• **WHAT IS REQUIRED**
In the listing that follows, how many lines contain "this"? Give the number only.

• **SUPPLIED DATA**
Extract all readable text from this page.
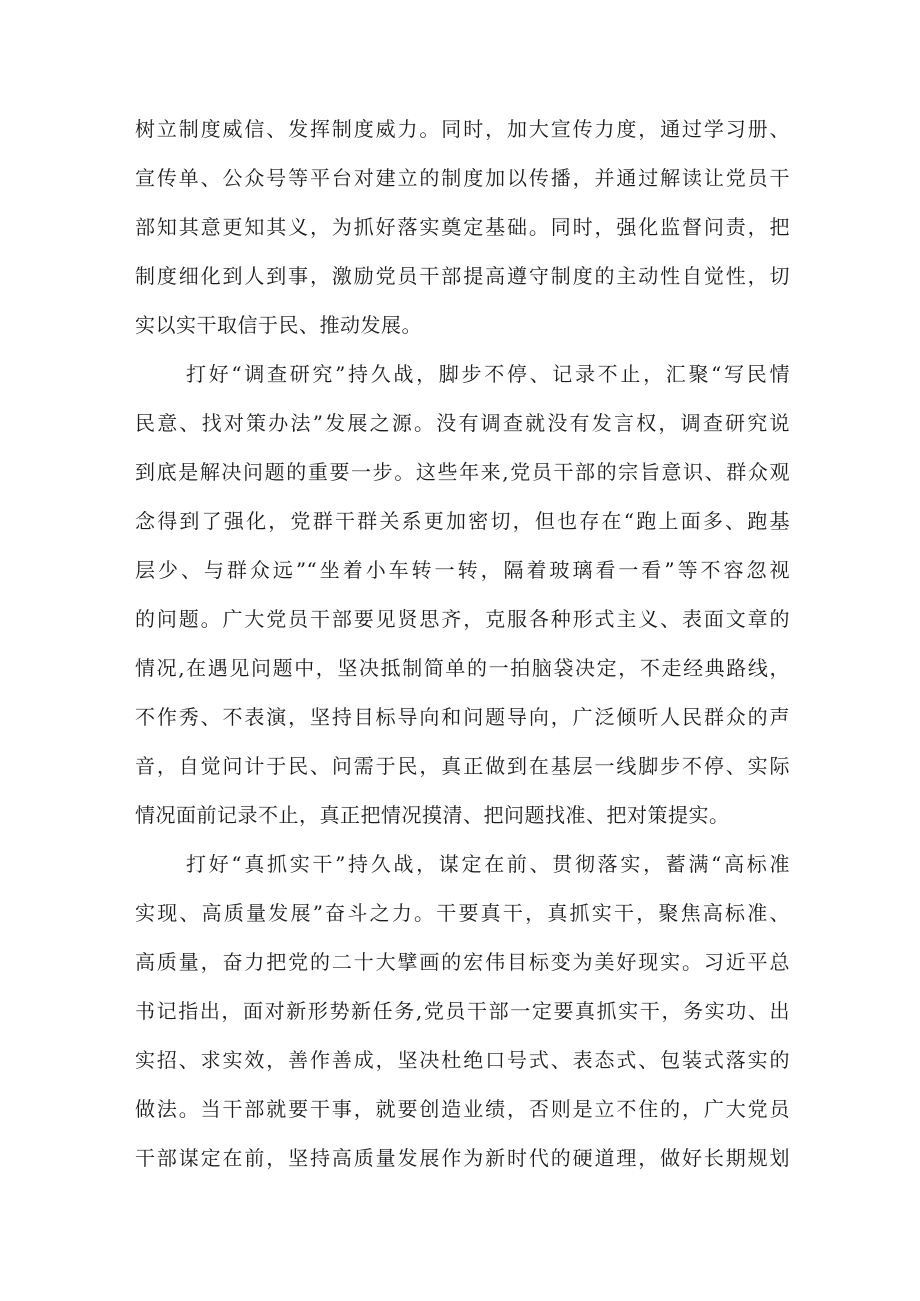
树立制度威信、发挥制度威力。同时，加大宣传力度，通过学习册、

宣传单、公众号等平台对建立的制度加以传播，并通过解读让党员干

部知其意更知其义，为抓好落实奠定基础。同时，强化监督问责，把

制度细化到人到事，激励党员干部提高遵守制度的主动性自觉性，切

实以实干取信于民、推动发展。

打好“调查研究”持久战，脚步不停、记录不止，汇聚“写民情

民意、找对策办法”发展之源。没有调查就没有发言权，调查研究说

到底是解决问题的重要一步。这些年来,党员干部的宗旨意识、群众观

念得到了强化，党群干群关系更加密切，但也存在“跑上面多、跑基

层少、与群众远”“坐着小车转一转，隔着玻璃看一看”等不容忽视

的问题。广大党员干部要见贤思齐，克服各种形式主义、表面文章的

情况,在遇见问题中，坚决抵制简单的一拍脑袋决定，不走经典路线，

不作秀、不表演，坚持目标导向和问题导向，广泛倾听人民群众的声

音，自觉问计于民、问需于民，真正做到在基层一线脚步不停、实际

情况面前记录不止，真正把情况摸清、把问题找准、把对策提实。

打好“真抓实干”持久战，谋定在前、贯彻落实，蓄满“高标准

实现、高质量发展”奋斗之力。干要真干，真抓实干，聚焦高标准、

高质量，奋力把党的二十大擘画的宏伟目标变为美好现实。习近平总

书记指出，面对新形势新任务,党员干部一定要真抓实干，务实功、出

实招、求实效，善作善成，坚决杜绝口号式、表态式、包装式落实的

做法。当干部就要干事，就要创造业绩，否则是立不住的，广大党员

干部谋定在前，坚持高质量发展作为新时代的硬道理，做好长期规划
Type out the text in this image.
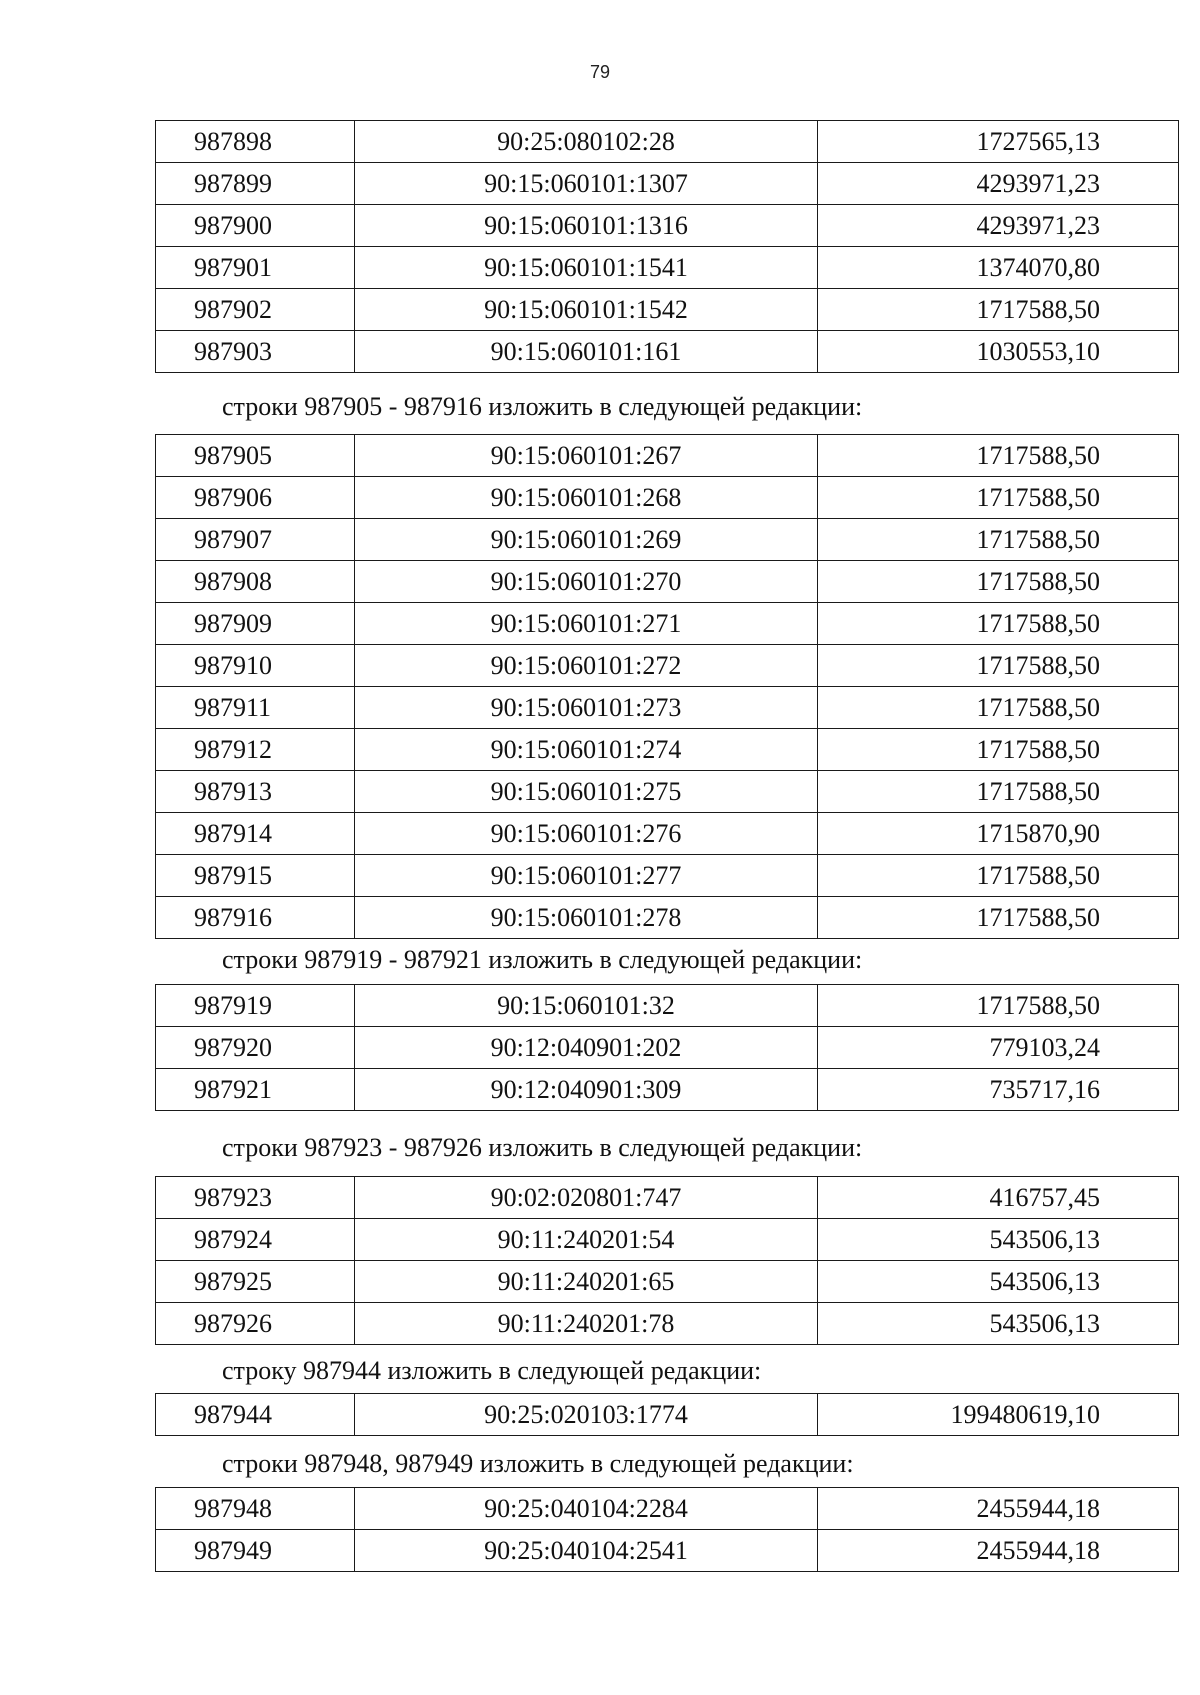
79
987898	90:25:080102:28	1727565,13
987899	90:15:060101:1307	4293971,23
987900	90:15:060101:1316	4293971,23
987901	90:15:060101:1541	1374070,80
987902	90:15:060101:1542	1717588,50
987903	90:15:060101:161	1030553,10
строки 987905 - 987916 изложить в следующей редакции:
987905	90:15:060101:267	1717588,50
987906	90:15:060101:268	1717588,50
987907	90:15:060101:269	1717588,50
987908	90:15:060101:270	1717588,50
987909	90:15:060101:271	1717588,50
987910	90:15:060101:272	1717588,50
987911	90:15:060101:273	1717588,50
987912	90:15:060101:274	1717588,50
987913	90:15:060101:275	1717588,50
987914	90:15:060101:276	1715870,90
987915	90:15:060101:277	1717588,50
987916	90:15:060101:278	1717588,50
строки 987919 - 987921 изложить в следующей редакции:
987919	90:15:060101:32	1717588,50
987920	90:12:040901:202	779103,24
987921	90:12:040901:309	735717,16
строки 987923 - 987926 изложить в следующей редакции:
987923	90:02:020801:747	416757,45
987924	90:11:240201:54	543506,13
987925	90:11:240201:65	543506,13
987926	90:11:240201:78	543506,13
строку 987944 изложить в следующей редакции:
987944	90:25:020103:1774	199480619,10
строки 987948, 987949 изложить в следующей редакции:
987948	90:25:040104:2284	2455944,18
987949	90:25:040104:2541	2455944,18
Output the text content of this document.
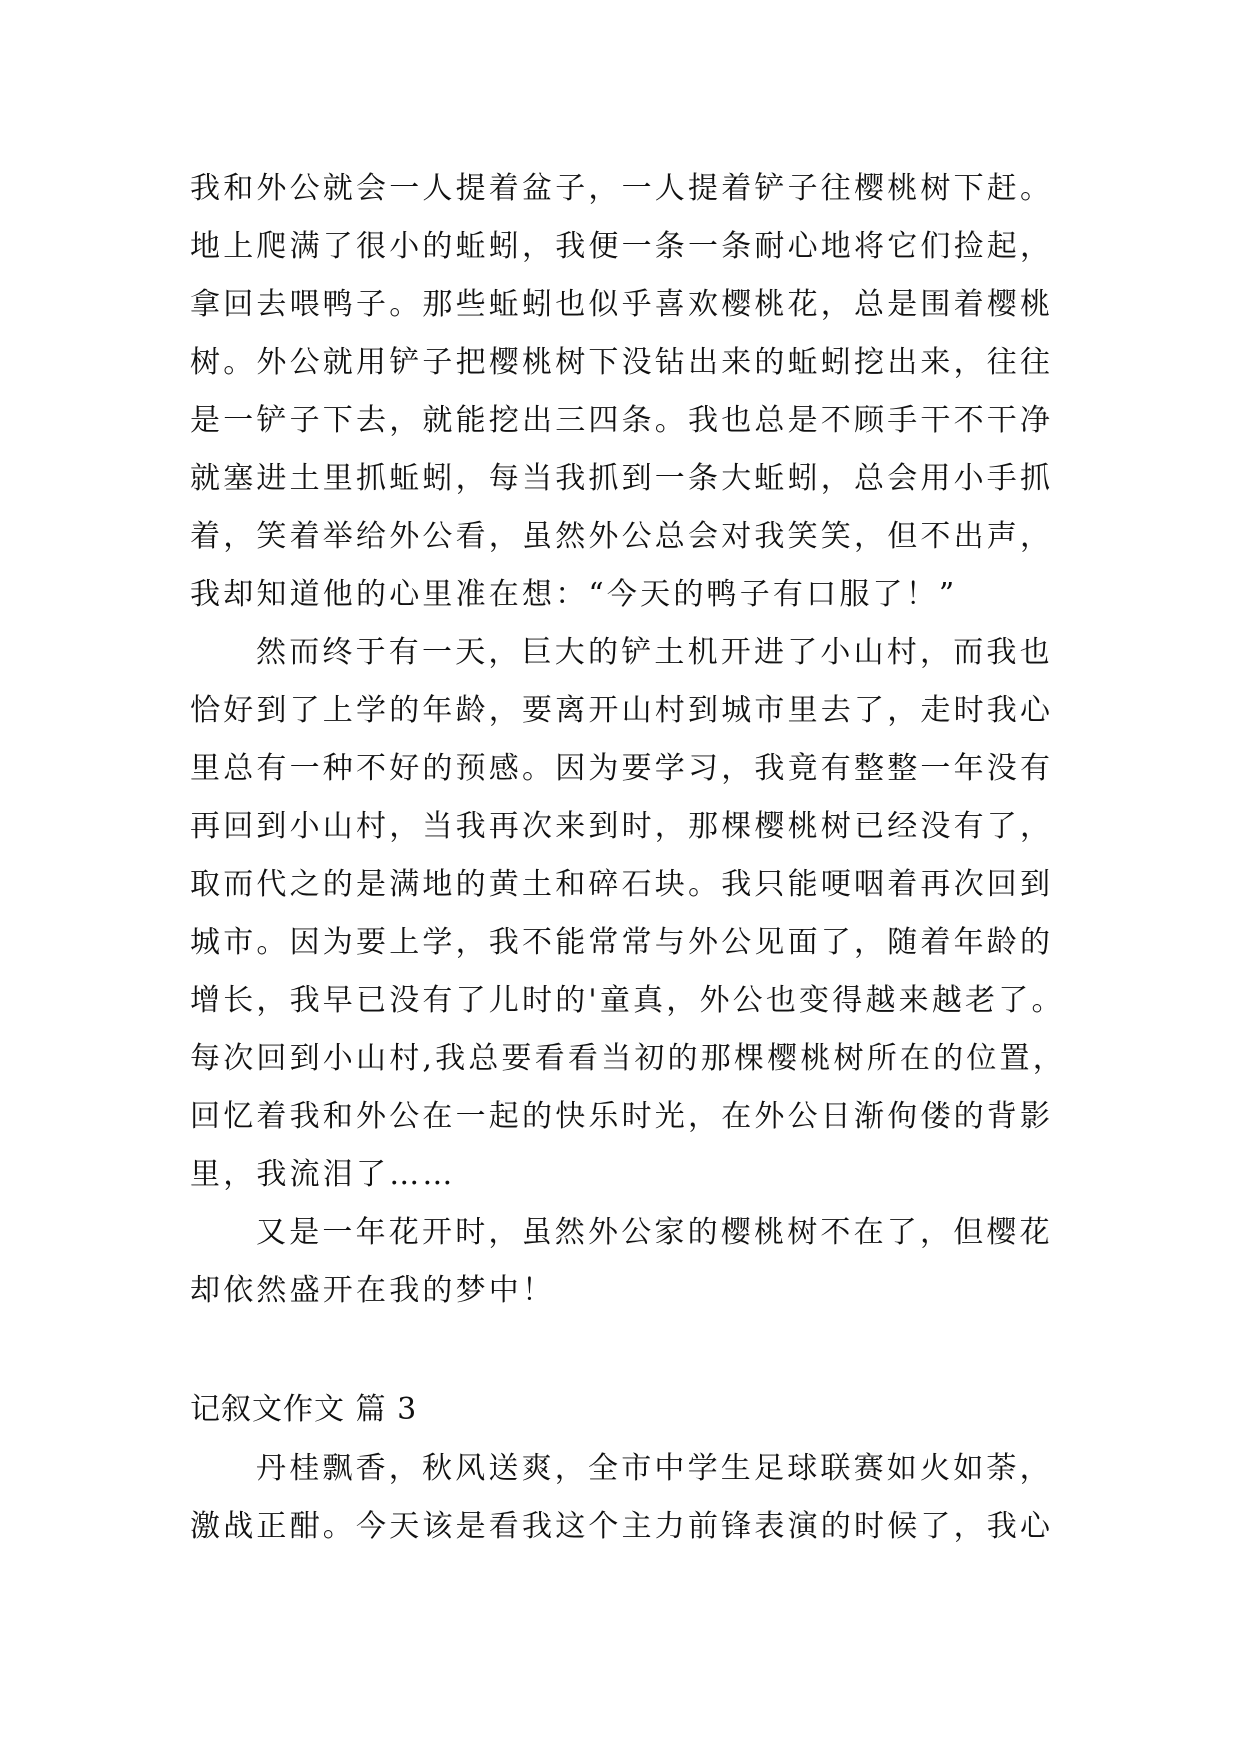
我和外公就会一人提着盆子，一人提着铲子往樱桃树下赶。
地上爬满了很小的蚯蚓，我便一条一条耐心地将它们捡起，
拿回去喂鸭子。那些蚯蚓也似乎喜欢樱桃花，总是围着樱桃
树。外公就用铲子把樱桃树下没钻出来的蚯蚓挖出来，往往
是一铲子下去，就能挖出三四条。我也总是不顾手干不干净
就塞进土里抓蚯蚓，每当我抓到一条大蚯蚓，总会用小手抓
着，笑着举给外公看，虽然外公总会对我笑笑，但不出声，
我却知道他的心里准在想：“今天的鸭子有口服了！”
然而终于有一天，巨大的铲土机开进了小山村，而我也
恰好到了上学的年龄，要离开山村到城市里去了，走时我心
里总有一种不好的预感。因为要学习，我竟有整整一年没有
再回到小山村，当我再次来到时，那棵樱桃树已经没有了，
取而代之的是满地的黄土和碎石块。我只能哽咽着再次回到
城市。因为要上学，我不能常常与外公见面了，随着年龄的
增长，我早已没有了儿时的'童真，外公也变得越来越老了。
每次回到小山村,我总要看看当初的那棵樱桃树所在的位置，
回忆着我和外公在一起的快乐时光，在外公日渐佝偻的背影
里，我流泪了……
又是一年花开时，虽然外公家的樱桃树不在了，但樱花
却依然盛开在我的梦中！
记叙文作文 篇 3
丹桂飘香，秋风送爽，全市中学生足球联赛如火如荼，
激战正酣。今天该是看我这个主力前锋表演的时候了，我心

• **WRITTEN ANSWER**
3